Task to complete:
Return the listing below word for word.

Raw data:
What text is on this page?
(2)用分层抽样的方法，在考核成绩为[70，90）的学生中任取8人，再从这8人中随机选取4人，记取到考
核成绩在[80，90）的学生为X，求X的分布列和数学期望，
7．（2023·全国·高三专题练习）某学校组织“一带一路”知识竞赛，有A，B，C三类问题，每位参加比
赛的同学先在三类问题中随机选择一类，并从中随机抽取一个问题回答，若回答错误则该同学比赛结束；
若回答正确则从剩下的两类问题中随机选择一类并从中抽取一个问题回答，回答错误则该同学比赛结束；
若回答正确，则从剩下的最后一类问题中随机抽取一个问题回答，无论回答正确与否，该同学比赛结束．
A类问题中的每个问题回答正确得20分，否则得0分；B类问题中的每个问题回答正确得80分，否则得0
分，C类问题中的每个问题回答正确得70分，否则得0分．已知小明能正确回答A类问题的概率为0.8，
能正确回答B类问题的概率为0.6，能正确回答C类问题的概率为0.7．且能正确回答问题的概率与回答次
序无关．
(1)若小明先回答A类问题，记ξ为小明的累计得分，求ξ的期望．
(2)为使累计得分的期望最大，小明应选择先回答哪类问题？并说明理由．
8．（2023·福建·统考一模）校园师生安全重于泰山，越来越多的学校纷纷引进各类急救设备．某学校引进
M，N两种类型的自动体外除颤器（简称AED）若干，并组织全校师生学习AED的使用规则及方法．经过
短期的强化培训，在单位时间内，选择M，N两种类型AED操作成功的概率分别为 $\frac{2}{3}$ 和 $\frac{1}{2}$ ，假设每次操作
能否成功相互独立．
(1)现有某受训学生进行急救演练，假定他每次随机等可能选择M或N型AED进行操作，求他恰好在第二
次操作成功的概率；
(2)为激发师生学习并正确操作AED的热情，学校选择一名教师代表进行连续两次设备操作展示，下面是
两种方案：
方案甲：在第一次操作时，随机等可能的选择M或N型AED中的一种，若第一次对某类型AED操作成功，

Response:
What text is on this page?
(2)用分层抽样的方法，在考核成绩为[70，90）的学生中任取8人，再从这8人中随机选取4人，记取到考
核成绩在[80，90）的学生为X，求X的分布列和数学期望，
7．（2023·全国·高三专题练习）某学校组织“一带一路”知识竞赛，有A，B，C三类问题，每位参加比
赛的同学先在三类问题中随机选择一类，并从中随机抽取一个问题回答，若回答错误则该同学比赛结束；
若回答正确则从剩下的两类问题中随机选择一类并从中抽取一个问题回答，回答错误则该同学比赛结束；
若回答正确，则从剩下的最后一类问题中随机抽取一个问题回答，无论回答正确与否，该同学比赛结束．
A类问题中的每个问题回答正确得20分，否则得0分；B类问题中的每个问题回答正确得80分，否则得0
分，C类问题中的每个问题回答正确得70分，否则得0分．已知小明能正确回答A类问题的概率为0.8，
能正确回答B类问题的概率为0.6，能正确回答C类问题的概率为0.7．且能正确回答问题的概率与回答次
序无关．
(1)若小明先回答A类问题，记ξ为小明的累计得分，求ξ的期望．
(2)为使累计得分的期望最大，小明应选择先回答哪类问题？并说明理由．
8．（2023·福建·统考一模）校园师生安全重于泰山，越来越多的学校纷纷引进各类急救设备．某学校引进
M，N两种类型的自动体外除颤器（简称AED）若干，并组织全校师生学习AED的使用规则及方法．经过
短期的强化培训，在单位时间内，选择M，N两种类型AED操作成功的概率分别为 $\frac{2}{3}$ 和 $\frac{1}{2}$ ，假设每次操作
能否成功相互独立．
(1)现有某受训学生进行急救演练，假定他每次随机等可能选择M或N型AED进行操作，求他恰好在第二
次操作成功的概率；
(2)为激发师生学习并正确操作AED的热情，学校选择一名教师代表进行连续两次设备操作展示，下面是
两种方案：
方案甲：在第一次操作时，随机等可能的选择M或N型AED中的一种，若第一次对某类型AED操作成功，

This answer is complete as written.